"""

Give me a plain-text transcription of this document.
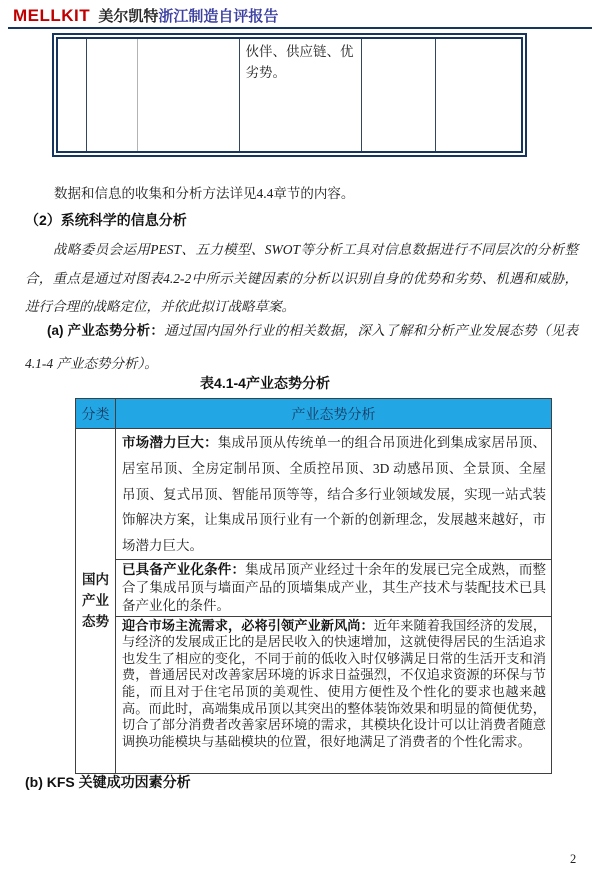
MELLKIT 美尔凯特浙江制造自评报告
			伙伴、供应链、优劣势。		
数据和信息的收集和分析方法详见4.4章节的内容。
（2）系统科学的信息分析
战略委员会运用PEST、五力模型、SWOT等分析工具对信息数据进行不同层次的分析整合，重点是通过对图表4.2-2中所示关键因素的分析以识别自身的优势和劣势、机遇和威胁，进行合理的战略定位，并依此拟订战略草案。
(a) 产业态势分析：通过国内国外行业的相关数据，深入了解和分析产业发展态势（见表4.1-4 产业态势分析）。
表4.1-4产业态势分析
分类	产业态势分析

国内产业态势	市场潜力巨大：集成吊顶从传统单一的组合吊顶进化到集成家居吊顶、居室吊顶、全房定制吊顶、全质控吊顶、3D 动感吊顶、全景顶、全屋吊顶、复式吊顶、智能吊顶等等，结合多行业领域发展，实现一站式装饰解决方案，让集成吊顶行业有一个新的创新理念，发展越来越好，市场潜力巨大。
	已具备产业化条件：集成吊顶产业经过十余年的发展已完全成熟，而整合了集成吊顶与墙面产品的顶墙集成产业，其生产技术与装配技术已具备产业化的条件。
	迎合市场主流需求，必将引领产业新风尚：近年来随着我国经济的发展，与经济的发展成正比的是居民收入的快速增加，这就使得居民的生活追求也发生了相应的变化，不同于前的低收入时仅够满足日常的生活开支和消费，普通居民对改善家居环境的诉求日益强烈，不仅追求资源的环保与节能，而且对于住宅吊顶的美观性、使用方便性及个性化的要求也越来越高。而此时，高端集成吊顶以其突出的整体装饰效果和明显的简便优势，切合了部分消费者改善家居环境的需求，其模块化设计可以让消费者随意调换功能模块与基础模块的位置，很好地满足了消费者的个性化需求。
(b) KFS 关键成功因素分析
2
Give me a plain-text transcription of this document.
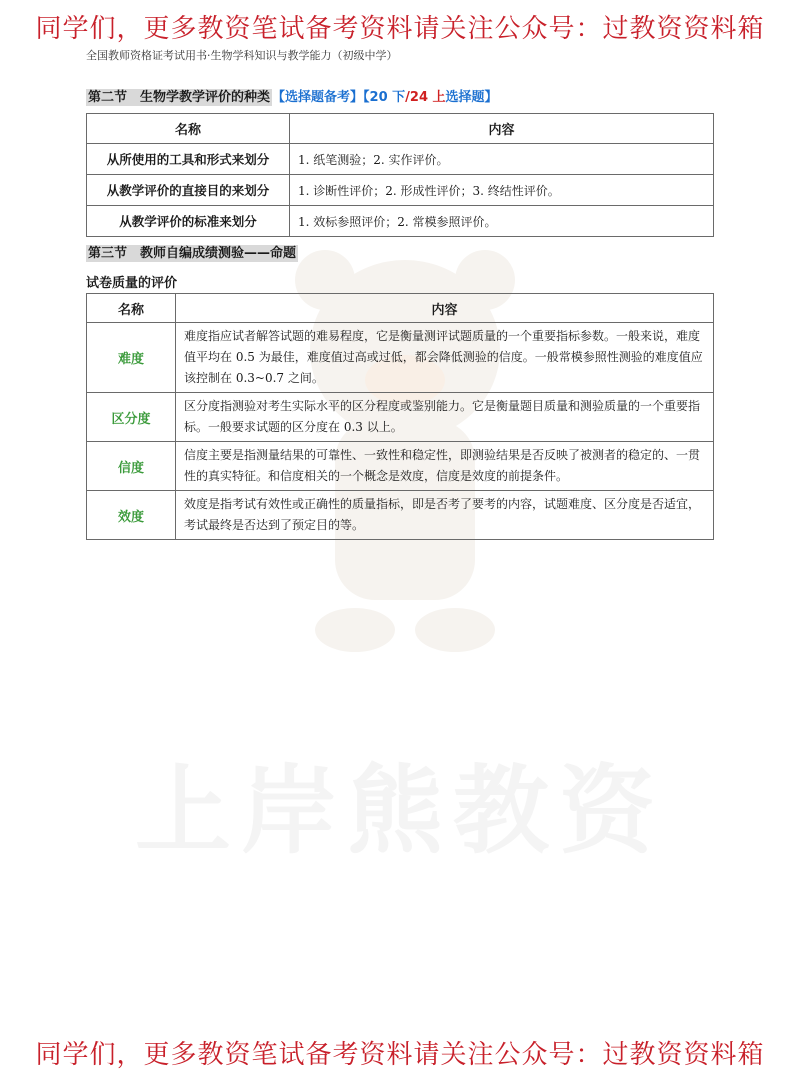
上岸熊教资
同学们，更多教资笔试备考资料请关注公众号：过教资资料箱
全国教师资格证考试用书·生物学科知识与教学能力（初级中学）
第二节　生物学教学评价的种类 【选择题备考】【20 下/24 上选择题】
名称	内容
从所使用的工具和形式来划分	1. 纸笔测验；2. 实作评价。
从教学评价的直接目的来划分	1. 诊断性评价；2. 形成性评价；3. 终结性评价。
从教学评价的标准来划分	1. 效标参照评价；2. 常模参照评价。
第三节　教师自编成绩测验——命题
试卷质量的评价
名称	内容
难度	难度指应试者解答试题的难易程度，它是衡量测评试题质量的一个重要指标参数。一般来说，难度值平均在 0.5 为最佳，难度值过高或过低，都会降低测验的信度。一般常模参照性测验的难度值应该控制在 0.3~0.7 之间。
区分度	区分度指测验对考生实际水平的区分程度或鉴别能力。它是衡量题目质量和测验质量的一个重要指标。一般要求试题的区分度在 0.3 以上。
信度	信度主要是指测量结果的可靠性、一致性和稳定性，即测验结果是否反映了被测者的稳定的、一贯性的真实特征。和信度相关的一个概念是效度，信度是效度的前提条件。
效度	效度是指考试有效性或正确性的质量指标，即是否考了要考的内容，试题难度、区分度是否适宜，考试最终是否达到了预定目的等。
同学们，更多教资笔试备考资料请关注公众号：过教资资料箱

"""

What is expected
Repeat the listing in full and exactly. Do not include any images.

Answer in full
Give me a plain-text transcription of this document.
MELLKIT 美尔凯特浙江制造自评报告
			伙伴、供应链、优劣势。		
数据和信息的收集和分析方法详见4.4章节的内容。
（2）系统科学的信息分析
战略委员会运用PEST、五力模型、SWOT等分析工具对信息数据进行不同层次的分析整合，重点是通过对图表4.2-2中所示关键因素的分析以识别自身的优势和劣势、机遇和威胁，进行合理的战略定位，并依此拟订战略草案。
(a) 产业态势分析：通过国内国外行业的相关数据，深入了解和分析产业发展态势（见表4.1-4 产业态势分析）。
表4.1-4产业态势分析
分类	产业态势分析

国内产业态势	市场潜力巨大：集成吊顶从传统单一的组合吊顶进化到集成家居吊顶、居室吊顶、全房定制吊顶、全质控吊顶、3D 动感吊顶、全景顶、全屋吊顶、复式吊顶、智能吊顶等等，结合多行业领域发展，实现一站式装饰解决方案，让集成吊顶行业有一个新的创新理念，发展越来越好，市场潜力巨大。
	已具备产业化条件：集成吊顶产业经过十余年的发展已完全成熟，而整合了集成吊顶与墙面产品的顶墙集成产业，其生产技术与装配技术已具备产业化的条件。
	迎合市场主流需求，必将引领产业新风尚：近年来随着我国经济的发展，与经济的发展成正比的是居民收入的快速增加，这就使得居民的生活追求也发生了相应的变化，不同于前的低收入时仅够满足日常的生活开支和消费，普通居民对改善家居环境的诉求日益强烈，不仅追求资源的环保与节能，而且对于住宅吊顶的美观性、使用方便性及个性化的要求也越来越高。而此时，高端集成吊顶以其突出的整体装饰效果和明显的简便优势，切合了部分消费者改善家居环境的需求，其模块化设计可以让消费者随意调换功能模块与基础模块的位置，很好地满足了消费者的个性化需求。
(b) KFS 关键成功因素分析
2
Give me a plain-text transcription of this document.
上岸熊教资
同学们，更多教资笔试备考资料请关注公众号：过教资资料箱
全国教师资格证考试用书·生物学科知识与教学能力（初级中学）
第二节　生物学教学评价的种类 【选择题备考】【20 下/24 上选择题】
名称	内容
从所使用的工具和形式来划分	1. 纸笔测验；2. 实作评价。
从教学评价的直接目的来划分	1. 诊断性评价；2. 形成性评价；3. 终结性评价。
从教学评价的标准来划分	1. 效标参照评价；2. 常模参照评价。
第三节　教师自编成绩测验——命题
试卷质量的评价
名称	内容
难度	难度指应试者解答试题的难易程度，它是衡量测评试题质量的一个重要指标参数。一般来说，难度值平均在 0.5 为最佳，难度值过高或过低，都会降低测验的信度。一般常模参照性测验的难度值应该控制在 0.3~0.7 之间。
区分度	区分度指测验对考生实际水平的区分程度或鉴别能力。它是衡量题目质量和测验质量的一个重要指标。一般要求试题的区分度在 0.3 以上。
信度	信度主要是指测量结果的可靠性、一致性和稳定性，即测验结果是否反映了被测者的稳定的、一贯性的真实特征。和信度相关的一个概念是效度，信度是效度的前提条件。
效度	效度是指考试有效性或正确性的质量指标，即是否考了要考的内容，试题难度、区分度是否适宜，考试最终是否达到了预定目的等。
同学们，更多教资笔试备考资料请关注公众号：过教资资料箱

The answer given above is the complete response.